Problem details:
Reproduce the entries exactly.

[Stored data]
>>>>>

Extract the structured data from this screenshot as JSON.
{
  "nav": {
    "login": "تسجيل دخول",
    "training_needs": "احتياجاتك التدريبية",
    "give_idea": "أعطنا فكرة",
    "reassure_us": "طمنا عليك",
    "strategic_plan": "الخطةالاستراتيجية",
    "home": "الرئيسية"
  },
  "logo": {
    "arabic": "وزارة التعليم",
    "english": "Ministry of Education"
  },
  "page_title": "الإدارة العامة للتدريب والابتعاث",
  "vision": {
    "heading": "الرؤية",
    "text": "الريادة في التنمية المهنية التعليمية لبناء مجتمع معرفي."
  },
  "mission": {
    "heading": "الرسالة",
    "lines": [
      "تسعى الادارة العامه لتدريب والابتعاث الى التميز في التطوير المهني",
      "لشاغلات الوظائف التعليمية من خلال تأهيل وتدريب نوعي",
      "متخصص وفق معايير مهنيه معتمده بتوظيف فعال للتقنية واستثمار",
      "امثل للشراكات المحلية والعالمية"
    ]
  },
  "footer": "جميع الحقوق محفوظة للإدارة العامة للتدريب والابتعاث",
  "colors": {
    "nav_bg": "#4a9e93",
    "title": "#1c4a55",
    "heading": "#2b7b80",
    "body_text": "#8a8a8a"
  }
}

<<<<<

Answer for this exercise:
Extract the structured data from this screenshot as JSON.
{
  "nav": {
    "login": "تسجيل دخول",
    "training_needs": "احتياجاتك التدريبية",
    "give_idea": "أعطنا فكرة",
    "reassure_us": "طمنا عليك",
    "strategic_plan": "الخطةالاستراتيجية",
    "home": "الرئيسية"
  },
  "logo": {
    "arabic": "وزارة التعليم",
    "english": "Ministry of Education"
  },
  "page_title": "الإدارة العامة للتدريب والابتعاث",
  "vision": {
    "heading": "الرؤية",
    "text": "الريادة في التنمية المهنية التعليمية لبناء مجتمع معرفي."
  },
  "mission": {
    "heading": "الرسالة",
    "lines": [
      "تسعى الادارة العامه لتدريب والابتعاث الى التميز في التطوير المهني",
      "لشاغلات الوظائف التعليمية من خلال تأهيل وتدريب نوعي",
      "متخصص وفق معايير مهنيه معتمده بتوظيف فعال للتقنية واستثمار",
      "امثل للشراكات المحلية والعالمية"
    ]
  },
  "footer": "جميع الحقوق محفوظة للإدارة العامة للتدريب والابتعاث",
  "colors": {
    "nav_bg": "#4a9e93",
    "title": "#1c4a55",
    "heading": "#2b7b80",
    "body_text": "#8a8a8a"
  }
}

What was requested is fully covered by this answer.